### What is being asked
In your copy, reproduce the entries exactly as they are, minus the images.

BEGIN Extracted data

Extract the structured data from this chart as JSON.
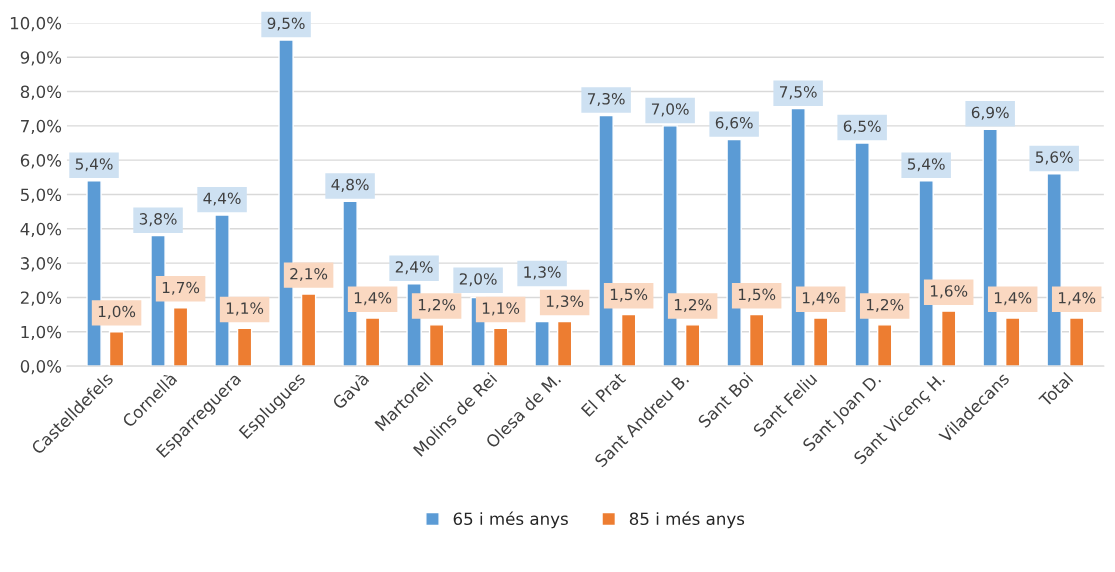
{
  "chart_data": {
    "type": "bar",
    "categories": [
      "Castelldefels",
      "Cornellà",
      "Esparreguera",
      "Esplugues",
      "Gavà",
      "Martorell",
      "Molins de Rei",
      "Olesa de M.",
      "El Prat",
      "Sant Andreu B.",
      "Sant Boi",
      "Sant Feliu",
      "Sant Joan D.",
      "Sant Vicenç H.",
      "Viladecans",
      "Total"
    ],
    "series": [
      {
        "name": "65 i més anys",
        "color": "#5b9bd5",
        "values": [
          5.4,
          3.8,
          4.4,
          9.5,
          4.8,
          2.4,
          2.0,
          1.3,
          7.3,
          7.0,
          6.6,
          7.5,
          6.5,
          5.4,
          6.9,
          5.6
        ],
        "value_labels": [
          "5,4%",
          "3,8%",
          "4,4%",
          "9,5%",
          "4,8%",
          "2,4%",
          "2,0%",
          "1,3%",
          "7,3%",
          "7,0%",
          "6,6%",
          "7,5%",
          "6,5%",
          "5,4%",
          "6,9%",
          "5,6%"
        ]
      },
      {
        "name": "85 i més anys",
        "color": "#ed7d31",
        "values": [
          1.0,
          1.7,
          1.1,
          2.1,
          1.4,
          1.2,
          1.1,
          1.3,
          1.5,
          1.2,
          1.5,
          1.4,
          1.2,
          1.6,
          1.4,
          1.4
        ],
        "value_labels": [
          "1,0%",
          "1,7%",
          "1,1%",
          "2,1%",
          "1,4%",
          "1,2%",
          "1,1%",
          "1,3%",
          "1,5%",
          "1,2%",
          "1,5%",
          "1,4%",
          "1,2%",
          "1,6%",
          "1,4%",
          "1,4%"
        ]
      }
    ],
    "ylim": [
      0,
      10
    ],
    "yticks": [
      {
        "value": 0,
        "label": "0,0%"
      },
      {
        "value": 1,
        "label": "1,0%"
      },
      {
        "value": 2,
        "label": "2,0%"
      },
      {
        "value": 3,
        "label": "3,0%"
      },
      {
        "value": 4,
        "label": "4,0%"
      },
      {
        "value": 5,
        "label": "5,0%"
      },
      {
        "value": 6,
        "label": "6,0%"
      },
      {
        "value": 7,
        "label": "7,0%"
      },
      {
        "value": 8,
        "label": "8,0%"
      },
      {
        "value": 9,
        "label": "9,0%"
      },
      {
        "value": 10,
        "label": "10,0%"
      }
    ],
    "grid": "y",
    "legend": "bottom"
  }
}
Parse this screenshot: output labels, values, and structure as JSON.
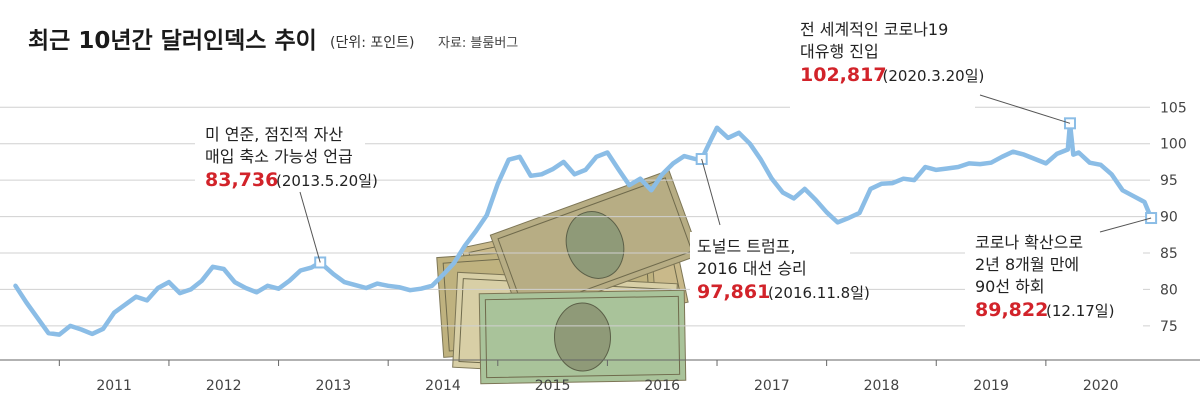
{
  "chart_data": {
    "type": "line",
    "title": "최근 10년간 달러인덱스 추이",
    "unit": "(단위: 포인트)",
    "source": "자료: 블룸버그",
    "xlabel": "",
    "ylabel": "",
    "xlim": [
      2010.55,
      2020.95
    ],
    "ylim": [
      71,
      106
    ],
    "grid": true,
    "y_ticks": [
      75,
      80,
      85,
      90,
      95,
      100,
      105
    ],
    "x_ticks": [
      "2011",
      "2012",
      "2013",
      "2014",
      "2015",
      "2016",
      "2017",
      "2018",
      "2019",
      "2020"
    ],
    "line_color": "#8bbde6",
    "accent_color": "#d2232a",
    "series": [
      {
        "x": [
          2010.6,
          2010.7,
          2010.8,
          2010.9,
          2011.0,
          2011.1,
          2011.2,
          2011.3,
          2011.4,
          2011.5,
          2011.6,
          2011.7,
          2011.8,
          2011.9,
          2012.0,
          2012.1,
          2012.2,
          2012.3,
          2012.4,
          2012.5,
          2012.6,
          2012.7,
          2012.8,
          2012.9,
          2013.0,
          2013.1,
          2013.2,
          2013.3,
          2013.38,
          2013.5,
          2013.6,
          2013.7,
          2013.8,
          2013.9,
          2014.0,
          2014.1,
          2014.2,
          2014.3,
          2014.4,
          2014.5,
          2014.6,
          2014.7,
          2014.8,
          2014.9,
          2015.0,
          2015.1,
          2015.2,
          2015.3,
          2015.4,
          2015.5,
          2015.6,
          2015.7,
          2015.8,
          2015.9,
          2016.0,
          2016.1,
          2016.2,
          2016.3,
          2016.4,
          2016.5,
          2016.6,
          2016.7,
          2016.8,
          2016.86,
          2016.95,
          2017.0,
          2017.1,
          2017.2,
          2017.3,
          2017.4,
          2017.5,
          2017.6,
          2017.7,
          2017.8,
          2017.9,
          2018.0,
          2018.1,
          2018.2,
          2018.3,
          2018.4,
          2018.5,
          2018.6,
          2018.7,
          2018.8,
          2018.9,
          2019.0,
          2019.1,
          2019.2,
          2019.3,
          2019.4,
          2019.5,
          2019.6,
          2019.7,
          2019.8,
          2019.9,
          2020.0,
          2020.1,
          2020.2,
          2020.22,
          2020.25,
          2020.3,
          2020.4,
          2020.5,
          2020.6,
          2020.7,
          2020.8,
          2020.9,
          2020.96
        ],
        "values": [
          80.5,
          78.2,
          76.1,
          74.0,
          73.8,
          75.0,
          74.5,
          73.9,
          74.6,
          76.8,
          77.9,
          79.0,
          78.5,
          80.2,
          81.0,
          79.5,
          80.0,
          81.2,
          83.1,
          82.8,
          81.0,
          80.2,
          79.6,
          80.5,
          80.1,
          81.2,
          82.6,
          83.0,
          83.7,
          82.1,
          81.0,
          80.6,
          80.2,
          80.8,
          80.5,
          80.3,
          79.9,
          80.1,
          80.5,
          82.0,
          83.6,
          86.0,
          88.0,
          90.2,
          94.5,
          97.8,
          98.2,
          95.6,
          95.8,
          96.5,
          97.5,
          95.8,
          96.4,
          98.2,
          98.8,
          96.5,
          94.3,
          95.2,
          93.6,
          95.8,
          97.3,
          98.3,
          97.9,
          97.9,
          100.7,
          102.2,
          100.8,
          101.5,
          100.0,
          97.8,
          95.2,
          93.3,
          92.5,
          93.8,
          92.3,
          90.6,
          89.2,
          89.8,
          90.5,
          93.8,
          94.5,
          94.6,
          95.2,
          95.0,
          96.8,
          96.4,
          96.6,
          96.8,
          97.3,
          97.2,
          97.4,
          98.2,
          98.9,
          98.5,
          97.9,
          97.3,
          98.6,
          99.2,
          102.8,
          98.5,
          98.8,
          97.4,
          97.1,
          95.8,
          93.6,
          92.8,
          92.0,
          89.8
        ]
      }
    ],
    "annotations": [
      {
        "lines": [
          "미 연준, 점진적 자산",
          "매입 축소 가능성 언급"
        ],
        "value": "83,736",
        "date": "(2013.5.20일)"
      },
      {
        "lines": [
          "도널드 트럼프,",
          "2016 대선 승리"
        ],
        "value": "97,861",
        "date": "(2016.11.8일)"
      },
      {
        "lines": [
          "전 세계적인 코로나19",
          "대유행 진입"
        ],
        "value": "102,817",
        "date": "(2020.3.20일)"
      },
      {
        "lines": [
          "코로나 확산으로",
          "2년 8개월 만에",
          "90선 하회"
        ],
        "value": "89,822",
        "date": "(12.17일)"
      }
    ]
  }
}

END Extracted data

### Exercise result
Extract the structured data from this chart as JSON.
{
  "chart_data": {
    "type": "bar",
    "categories": [
      "Castelldefels",
      "Cornellà",
      "Esparreguera",
      "Esplugues",
      "Gavà",
      "Martorell",
      "Molins de Rei",
      "Olesa de M.",
      "El Prat",
      "Sant Andreu B.",
      "Sant Boi",
      "Sant Feliu",
      "Sant Joan D.",
      "Sant Vicenç H.",
      "Viladecans",
      "Total"
    ],
    "series": [
      {
        "name": "65 i més anys",
        "color": "#5b9bd5",
        "values": [
          5.4,
          3.8,
          4.4,
          9.5,
          4.8,
          2.4,
          2.0,
          1.3,
          7.3,
          7.0,
          6.6,
          7.5,
          6.5,
          5.4,
          6.9,
          5.6
        ],
        "value_labels": [
          "5,4%",
          "3,8%",
          "4,4%",
          "9,5%",
          "4,8%",
          "2,4%",
          "2,0%",
          "1,3%",
          "7,3%",
          "7,0%",
          "6,6%",
          "7,5%",
          "6,5%",
          "5,4%",
          "6,9%",
          "5,6%"
        ]
      },
      {
        "name": "85 i més anys",
        "color": "#ed7d31",
        "values": [
          1.0,
          1.7,
          1.1,
          2.1,
          1.4,
          1.2,
          1.1,
          1.3,
          1.5,
          1.2,
          1.5,
          1.4,
          1.2,
          1.6,
          1.4,
          1.4
        ],
        "value_labels": [
          "1,0%",
          "1,7%",
          "1,1%",
          "2,1%",
          "1,4%",
          "1,2%",
          "1,1%",
          "1,3%",
          "1,5%",
          "1,2%",
          "1,5%",
          "1,4%",
          "1,2%",
          "1,6%",
          "1,4%",
          "1,4%"
        ]
      }
    ],
    "ylim": [
      0,
      10
    ],
    "yticks": [
      {
        "value": 0,
        "label": "0,0%"
      },
      {
        "value": 1,
        "label": "1,0%"
      },
      {
        "value": 2,
        "label": "2,0%"
      },
      {
        "value": 3,
        "label": "3,0%"
      },
      {
        "value": 4,
        "label": "4,0%"
      },
      {
        "value": 5,
        "label": "5,0%"
      },
      {
        "value": 6,
        "label": "6,0%"
      },
      {
        "value": 7,
        "label": "7,0%"
      },
      {
        "value": 8,
        "label": "8,0%"
      },
      {
        "value": 9,
        "label": "9,0%"
      },
      {
        "value": 10,
        "label": "10,0%"
      }
    ],
    "grid": "y",
    "legend": "bottom"
  }
}
Parse this screenshot: output labels, values, and structure as JSON.
{
  "chart_data": {
    "type": "line",
    "title": "최근 10년간 달러인덱스 추이",
    "unit": "(단위: 포인트)",
    "source": "자료: 블룸버그",
    "xlabel": "",
    "ylabel": "",
    "xlim": [
      2010.55,
      2020.95
    ],
    "ylim": [
      71,
      106
    ],
    "grid": true,
    "y_ticks": [
      75,
      80,
      85,
      90,
      95,
      100,
      105
    ],
    "x_ticks": [
      "2011",
      "2012",
      "2013",
      "2014",
      "2015",
      "2016",
      "2017",
      "2018",
      "2019",
      "2020"
    ],
    "line_color": "#8bbde6",
    "accent_color": "#d2232a",
    "series": [
      {
        "x": [
          2010.6,
          2010.7,
          2010.8,
          2010.9,
          2011.0,
          2011.1,
          2011.2,
          2011.3,
          2011.4,
          2011.5,
          2011.6,
          2011.7,
          2011.8,
          2011.9,
          2012.0,
          2012.1,
          2012.2,
          2012.3,
          2012.4,
          2012.5,
          2012.6,
          2012.7,
          2012.8,
          2012.9,
          2013.0,
          2013.1,
          2013.2,
          2013.3,
          2013.38,
          2013.5,
          2013.6,
          2013.7,
          2013.8,
          2013.9,
          2014.0,
          2014.1,
          2014.2,
          2014.3,
          2014.4,
          2014.5,
          2014.6,
          2014.7,
          2014.8,
          2014.9,
          2015.0,
          2015.1,
          2015.2,
          2015.3,
          2015.4,
          2015.5,
          2015.6,
          2015.7,
          2015.8,
          2015.9,
          2016.0,
          2016.1,
          2016.2,
          2016.3,
          2016.4,
          2016.5,
          2016.6,
          2016.7,
          2016.8,
          2016.86,
          2016.95,
          2017.0,
          2017.1,
          2017.2,
          2017.3,
          2017.4,
          2017.5,
          2017.6,
          2017.7,
          2017.8,
          2017.9,
          2018.0,
          2018.1,
          2018.2,
          2018.3,
          2018.4,
          2018.5,
          2018.6,
          2018.7,
          2018.8,
          2018.9,
          2019.0,
          2019.1,
          2019.2,
          2019.3,
          2019.4,
          2019.5,
          2019.6,
          2019.7,
          2019.8,
          2019.9,
          2020.0,
          2020.1,
          2020.2,
          2020.22,
          2020.25,
          2020.3,
          2020.4,
          2020.5,
          2020.6,
          2020.7,
          2020.8,
          2020.9,
          2020.96
        ],
        "values": [
          80.5,
          78.2,
          76.1,
          74.0,
          73.8,
          75.0,
          74.5,
          73.9,
          74.6,
          76.8,
          77.9,
          79.0,
          78.5,
          80.2,
          81.0,
          79.5,
          80.0,
          81.2,
          83.1,
          82.8,
          81.0,
          80.2,
          79.6,
          80.5,
          80.1,
          81.2,
          82.6,
          83.0,
          83.7,
          82.1,
          81.0,
          80.6,
          80.2,
          80.8,
          80.5,
          80.3,
          79.9,
          80.1,
          80.5,
          82.0,
          83.6,
          86.0,
          88.0,
          90.2,
          94.5,
          97.8,
          98.2,
          95.6,
          95.8,
          96.5,
          97.5,
          95.8,
          96.4,
          98.2,
          98.8,
          96.5,
          94.3,
          95.2,
          93.6,
          95.8,
          97.3,
          98.3,
          97.9,
          97.9,
          100.7,
          102.2,
          100.8,
          101.5,
          100.0,
          97.8,
          95.2,
          93.3,
          92.5,
          93.8,
          92.3,
          90.6,
          89.2,
          89.8,
          90.5,
          93.8,
          94.5,
          94.6,
          95.2,
          95.0,
          96.8,
          96.4,
          96.6,
          96.8,
          97.3,
          97.2,
          97.4,
          98.2,
          98.9,
          98.5,
          97.9,
          97.3,
          98.6,
          99.2,
          102.8,
          98.5,
          98.8,
          97.4,
          97.1,
          95.8,
          93.6,
          92.8,
          92.0,
          89.8
        ]
      }
    ],
    "annotations": [
      {
        "lines": [
          "미 연준, 점진적 자산",
          "매입 축소 가능성 언급"
        ],
        "value": "83,736",
        "date": "(2013.5.20일)"
      },
      {
        "lines": [
          "도널드 트럼프,",
          "2016 대선 승리"
        ],
        "value": "97,861",
        "date": "(2016.11.8일)"
      },
      {
        "lines": [
          "전 세계적인 코로나19",
          "대유행 진입"
        ],
        "value": "102,817",
        "date": "(2020.3.20일)"
      },
      {
        "lines": [
          "코로나 확산으로",
          "2년 8개월 만에",
          "90선 하회"
        ],
        "value": "89,822",
        "date": "(12.17일)"
      }
    ]
  }
}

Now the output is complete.